REQUIRED WORK → Transcribe the lines below exactly, beginning with the line that holds "Convert this screenshot" and ending with the final line, both included. Pictures are to be left out.

• • • •

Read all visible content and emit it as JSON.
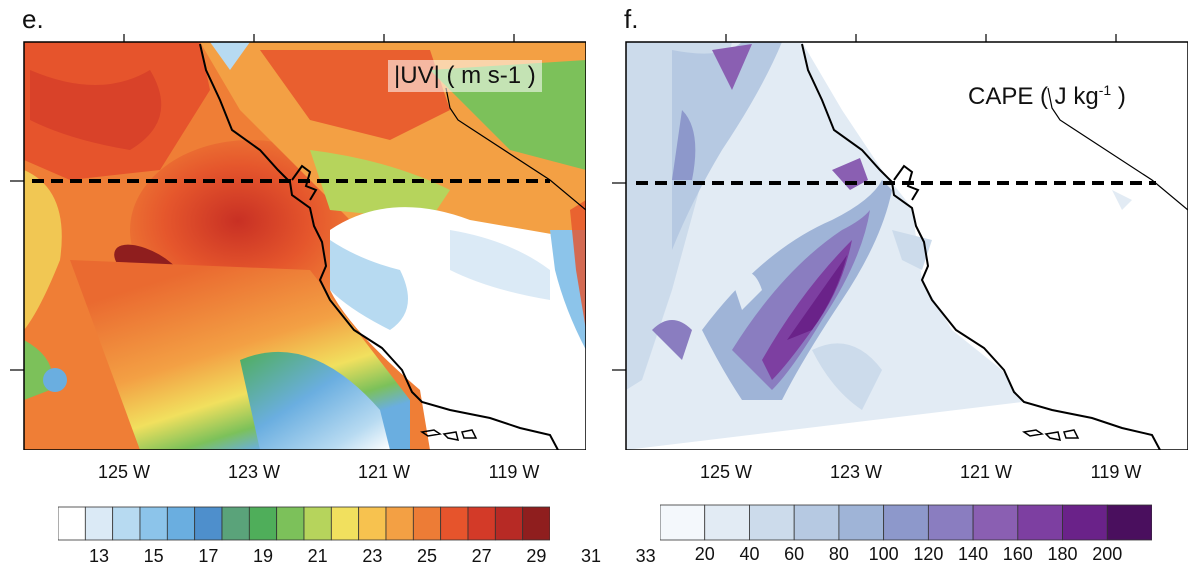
{
  "panels": [
    {
      "letter": "e.",
      "title": "|UV| ( m s-1 )",
      "variable": "wind speed",
      "transect": "dashed line across domain",
      "lon_ticks": [
        "125 W",
        "123 W",
        "121 W",
        "119 W"
      ],
      "colorbar": {
        "labels": [
          "13",
          "15",
          "17",
          "19",
          "21",
          "23",
          "25",
          "27",
          "29",
          "31",
          "33"
        ],
        "colors": [
          "#ffffff",
          "#dbeaf6",
          "#b7daf1",
          "#8cc4ea",
          "#6aaee0",
          "#4e8fcc",
          "#5aa37a",
          "#4fae5a",
          "#7cc15a",
          "#b6d45c",
          "#f1e05e",
          "#f7c24f",
          "#f3a044",
          "#ed7c36",
          "#e6542c",
          "#d33a28",
          "#b72a25",
          "#8f1e1e"
        ]
      }
    },
    {
      "letter": "f.",
      "title": "CAPE ( J kg",
      "title_sup": "-1",
      "title_end": " )",
      "variable": "CAPE",
      "lon_ticks": [
        "125 W",
        "123 W",
        "121 W",
        "119 W"
      ],
      "colorbar": {
        "labels": [
          "20",
          "40",
          "60",
          "80",
          "100",
          "120",
          "140",
          "160",
          "180",
          "200"
        ],
        "colors": [
          "#f4f8fc",
          "#e2ebf4",
          "#ccdbeb",
          "#b6c9e2",
          "#9fb4d7",
          "#8d98cb",
          "#8a7dc0",
          "#8a5fb2",
          "#7d3fa1",
          "#6a2289",
          "#4a0f5e"
        ]
      }
    }
  ]
}
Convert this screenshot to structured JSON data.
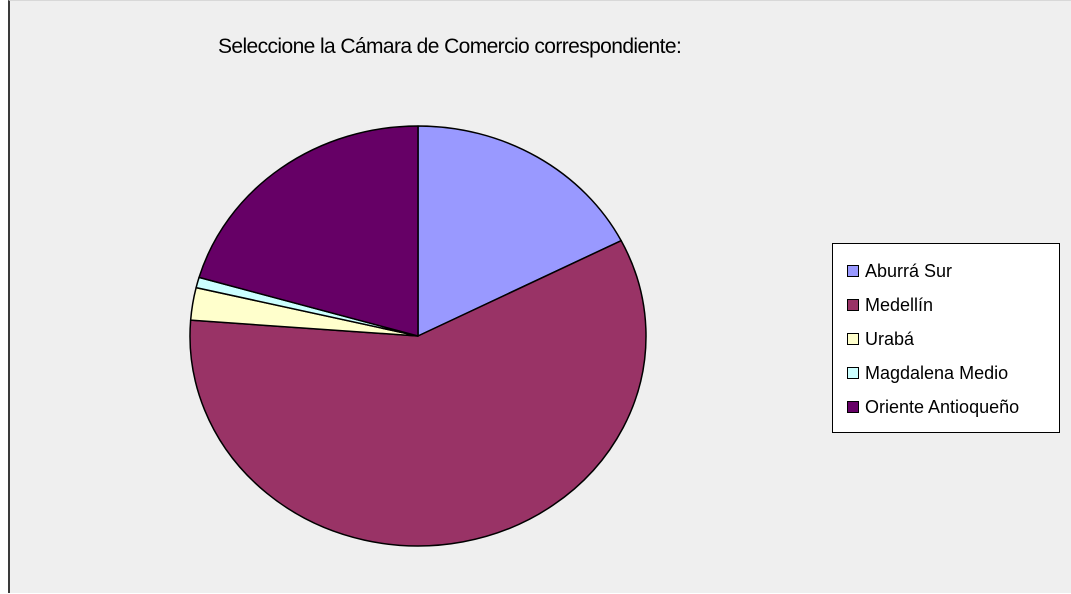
{
  "chart_data": {
    "type": "pie",
    "title": "Seleccione la Cámara de Comercio correspondiente:",
    "slices": [
      {
        "label": "Aburrá Sur",
        "value": 17.5,
        "color": "#9999ff"
      },
      {
        "label": "Medellín",
        "value": 58.7,
        "color": "#993366"
      },
      {
        "label": "Urabá",
        "value": 2.5,
        "color": "#ffffcc"
      },
      {
        "label": "Magdalena Medio",
        "value": 0.8,
        "color": "#ccffff"
      },
      {
        "label": "Oriente Antioqueño",
        "value": 20.5,
        "color": "#660066"
      }
    ],
    "legend_position": "right",
    "start_angle": "12 o'clock, clockwise"
  }
}
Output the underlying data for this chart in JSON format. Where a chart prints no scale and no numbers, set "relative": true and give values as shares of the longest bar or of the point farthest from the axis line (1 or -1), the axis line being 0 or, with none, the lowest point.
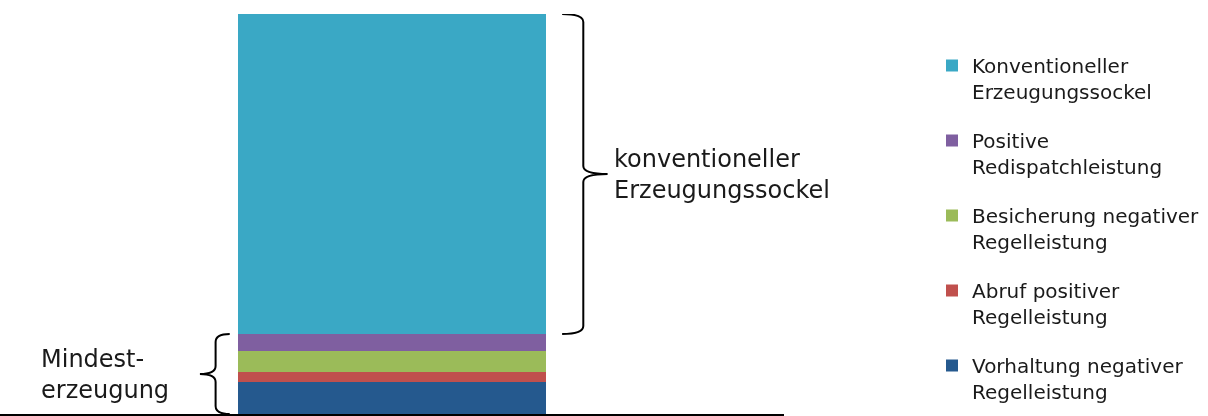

• • • •

TASK OUTPUT →
Convert this screenshot to structured JSON data.
{
  "chart_data": {
    "type": "pie",
    "title": "Seleccione la Cámara de Comercio correspondiente:",
    "slices": [
      {
        "label": "Aburrá Sur",
        "value": 17.5,
        "color": "#9999ff"
      },
      {
        "label": "Medellín",
        "value": 58.7,
        "color": "#993366"
      },
      {
        "label": "Urabá",
        "value": 2.5,
        "color": "#ffffcc"
      },
      {
        "label": "Magdalena Medio",
        "value": 0.8,
        "color": "#ccffff"
      },
      {
        "label": "Oriente Antioqueño",
        "value": 20.5,
        "color": "#660066"
      }
    ],
    "legend_position": "right",
    "start_angle": "12 o'clock, clockwise"
  }
}
Output the underlying data for this chart in JSON format. Where a chart prints no scale and no numbers, set "relative": true and give values as shares of the longest bar or of the point farthest from the axis line (1 or -1), the axis line being 0 or, with none, the lowest point.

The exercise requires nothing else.